> Stated task
Print the records below exactly as they appear.

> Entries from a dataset
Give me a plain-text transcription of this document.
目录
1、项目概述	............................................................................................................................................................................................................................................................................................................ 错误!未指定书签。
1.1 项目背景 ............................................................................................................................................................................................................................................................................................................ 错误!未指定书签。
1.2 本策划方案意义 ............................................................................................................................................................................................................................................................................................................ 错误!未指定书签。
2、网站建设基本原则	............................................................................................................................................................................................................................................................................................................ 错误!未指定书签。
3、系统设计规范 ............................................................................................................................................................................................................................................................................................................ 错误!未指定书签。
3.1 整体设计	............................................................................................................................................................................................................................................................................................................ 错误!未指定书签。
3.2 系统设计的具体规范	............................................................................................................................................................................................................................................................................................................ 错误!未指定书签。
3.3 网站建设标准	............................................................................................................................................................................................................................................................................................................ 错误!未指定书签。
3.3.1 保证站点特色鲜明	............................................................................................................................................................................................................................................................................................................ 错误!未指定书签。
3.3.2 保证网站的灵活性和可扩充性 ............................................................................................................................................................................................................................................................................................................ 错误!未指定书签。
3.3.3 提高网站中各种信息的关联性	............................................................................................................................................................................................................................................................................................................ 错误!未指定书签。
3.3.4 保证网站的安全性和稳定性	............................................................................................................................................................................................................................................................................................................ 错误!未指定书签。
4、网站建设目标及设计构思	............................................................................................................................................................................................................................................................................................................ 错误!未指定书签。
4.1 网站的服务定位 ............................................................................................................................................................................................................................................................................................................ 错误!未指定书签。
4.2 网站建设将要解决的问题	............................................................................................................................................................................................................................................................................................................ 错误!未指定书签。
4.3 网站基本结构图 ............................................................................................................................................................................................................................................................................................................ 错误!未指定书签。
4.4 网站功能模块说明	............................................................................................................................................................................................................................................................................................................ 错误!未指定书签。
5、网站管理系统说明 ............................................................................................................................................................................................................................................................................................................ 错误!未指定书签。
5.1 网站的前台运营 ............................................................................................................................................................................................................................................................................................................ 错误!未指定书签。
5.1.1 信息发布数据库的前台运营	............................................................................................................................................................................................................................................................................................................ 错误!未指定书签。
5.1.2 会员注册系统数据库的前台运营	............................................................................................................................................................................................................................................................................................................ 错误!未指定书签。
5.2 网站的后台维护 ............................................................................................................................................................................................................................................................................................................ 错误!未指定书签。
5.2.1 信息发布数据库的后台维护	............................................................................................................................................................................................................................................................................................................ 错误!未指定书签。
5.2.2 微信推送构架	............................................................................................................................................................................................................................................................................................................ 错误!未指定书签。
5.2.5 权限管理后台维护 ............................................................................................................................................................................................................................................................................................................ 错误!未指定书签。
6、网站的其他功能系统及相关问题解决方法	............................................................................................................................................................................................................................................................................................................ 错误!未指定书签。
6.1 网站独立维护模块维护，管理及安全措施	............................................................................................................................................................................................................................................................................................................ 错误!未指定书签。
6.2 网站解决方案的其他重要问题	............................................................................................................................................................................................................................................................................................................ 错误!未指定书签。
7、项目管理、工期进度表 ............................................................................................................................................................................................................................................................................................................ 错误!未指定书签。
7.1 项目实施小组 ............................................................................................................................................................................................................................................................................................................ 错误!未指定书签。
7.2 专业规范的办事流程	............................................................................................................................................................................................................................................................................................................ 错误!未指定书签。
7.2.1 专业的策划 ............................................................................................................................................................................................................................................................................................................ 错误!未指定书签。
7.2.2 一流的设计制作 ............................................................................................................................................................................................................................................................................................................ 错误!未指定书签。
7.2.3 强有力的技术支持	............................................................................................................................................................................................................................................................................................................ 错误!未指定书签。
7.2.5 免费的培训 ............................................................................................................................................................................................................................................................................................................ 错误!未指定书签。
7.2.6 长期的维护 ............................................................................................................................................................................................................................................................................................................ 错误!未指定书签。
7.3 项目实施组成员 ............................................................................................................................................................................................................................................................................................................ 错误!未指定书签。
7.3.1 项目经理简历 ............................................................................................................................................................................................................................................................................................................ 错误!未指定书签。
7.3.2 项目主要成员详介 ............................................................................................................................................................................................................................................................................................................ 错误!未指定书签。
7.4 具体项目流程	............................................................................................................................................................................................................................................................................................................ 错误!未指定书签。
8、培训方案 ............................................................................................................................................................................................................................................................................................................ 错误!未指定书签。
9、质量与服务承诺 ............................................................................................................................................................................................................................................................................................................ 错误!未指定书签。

> Exercise result
Give me a plain-text transcription of this document.
目录
1、项目概述	............................................................................................................................................................................................................................................................................................................ 错误!未指定书签。
1.1 项目背景 ............................................................................................................................................................................................................................................................................................................ 错误!未指定书签。
1.2 本策划方案意义 ............................................................................................................................................................................................................................................................................................................ 错误!未指定书签。
2、网站建设基本原则	............................................................................................................................................................................................................................................................................................................ 错误!未指定书签。
3、系统设计规范 ............................................................................................................................................................................................................................................................................................................ 错误!未指定书签。
3.1 整体设计	............................................................................................................................................................................................................................................................................................................ 错误!未指定书签。
3.2 系统设计的具体规范	............................................................................................................................................................................................................................................................................................................ 错误!未指定书签。
3.3 网站建设标准	............................................................................................................................................................................................................................................................................................................ 错误!未指定书签。
3.3.1 保证站点特色鲜明	............................................................................................................................................................................................................................................................................................................ 错误!未指定书签。
3.3.2 保证网站的灵活性和可扩充性 ............................................................................................................................................................................................................................................................................................................ 错误!未指定书签。
3.3.3 提高网站中各种信息的关联性	............................................................................................................................................................................................................................................................................................................ 错误!未指定书签。
3.3.4 保证网站的安全性和稳定性	............................................................................................................................................................................................................................................................................................................ 错误!未指定书签。
4、网站建设目标及设计构思	............................................................................................................................................................................................................................................................................................................ 错误!未指定书签。
4.1 网站的服务定位 ............................................................................................................................................................................................................................................................................................................ 错误!未指定书签。
4.2 网站建设将要解决的问题	............................................................................................................................................................................................................................................................................................................ 错误!未指定书签。
4.3 网站基本结构图 ............................................................................................................................................................................................................................................................................................................ 错误!未指定书签。
4.4 网站功能模块说明	............................................................................................................................................................................................................................................................................................................ 错误!未指定书签。
5、网站管理系统说明 ............................................................................................................................................................................................................................................................................................................ 错误!未指定书签。
5.1 网站的前台运营 ............................................................................................................................................................................................................................................................................................................ 错误!未指定书签。
5.1.1 信息发布数据库的前台运营	............................................................................................................................................................................................................................................................................................................ 错误!未指定书签。
5.1.2 会员注册系统数据库的前台运营	............................................................................................................................................................................................................................................................................................................ 错误!未指定书签。
5.2 网站的后台维护 ............................................................................................................................................................................................................................................................................................................ 错误!未指定书签。
5.2.1 信息发布数据库的后台维护	............................................................................................................................................................................................................................................................................................................ 错误!未指定书签。
5.2.2 微信推送构架	............................................................................................................................................................................................................................................................................................................ 错误!未指定书签。
5.2.5 权限管理后台维护 ............................................................................................................................................................................................................................................................................................................ 错误!未指定书签。
6、网站的其他功能系统及相关问题解决方法	............................................................................................................................................................................................................................................................................................................ 错误!未指定书签。
6.1 网站独立维护模块维护，管理及安全措施	............................................................................................................................................................................................................................................................................................................ 错误!未指定书签。
6.2 网站解决方案的其他重要问题	............................................................................................................................................................................................................................................................................................................ 错误!未指定书签。
7、项目管理、工期进度表 ............................................................................................................................................................................................................................................................................................................ 错误!未指定书签。
7.1 项目实施小组 ............................................................................................................................................................................................................................................................................................................ 错误!未指定书签。
7.2 专业规范的办事流程	............................................................................................................................................................................................................................................................................................................ 错误!未指定书签。
7.2.1 专业的策划 ............................................................................................................................................................................................................................................................................................................ 错误!未指定书签。
7.2.2 一流的设计制作 ............................................................................................................................................................................................................................................................................................................ 错误!未指定书签。
7.2.3 强有力的技术支持	............................................................................................................................................................................................................................................................................................................ 错误!未指定书签。
7.2.5 免费的培训 ............................................................................................................................................................................................................................................................................................................ 错误!未指定书签。
7.2.6 长期的维护 ............................................................................................................................................................................................................................................................................................................ 错误!未指定书签。
7.3 项目实施组成员 ............................................................................................................................................................................................................................................................................................................ 错误!未指定书签。
7.3.1 项目经理简历 ............................................................................................................................................................................................................................................................................................................ 错误!未指定书签。
7.3.2 项目主要成员详介 ............................................................................................................................................................................................................................................................................................................ 错误!未指定书签。
7.4 具体项目流程	............................................................................................................................................................................................................................................................................................................ 错误!未指定书签。
8、培训方案 ............................................................................................................................................................................................................................................................................................................ 错误!未指定书签。
9、质量与服务承诺 ............................................................................................................................................................................................................................................................................................................ 错误!未指定书签。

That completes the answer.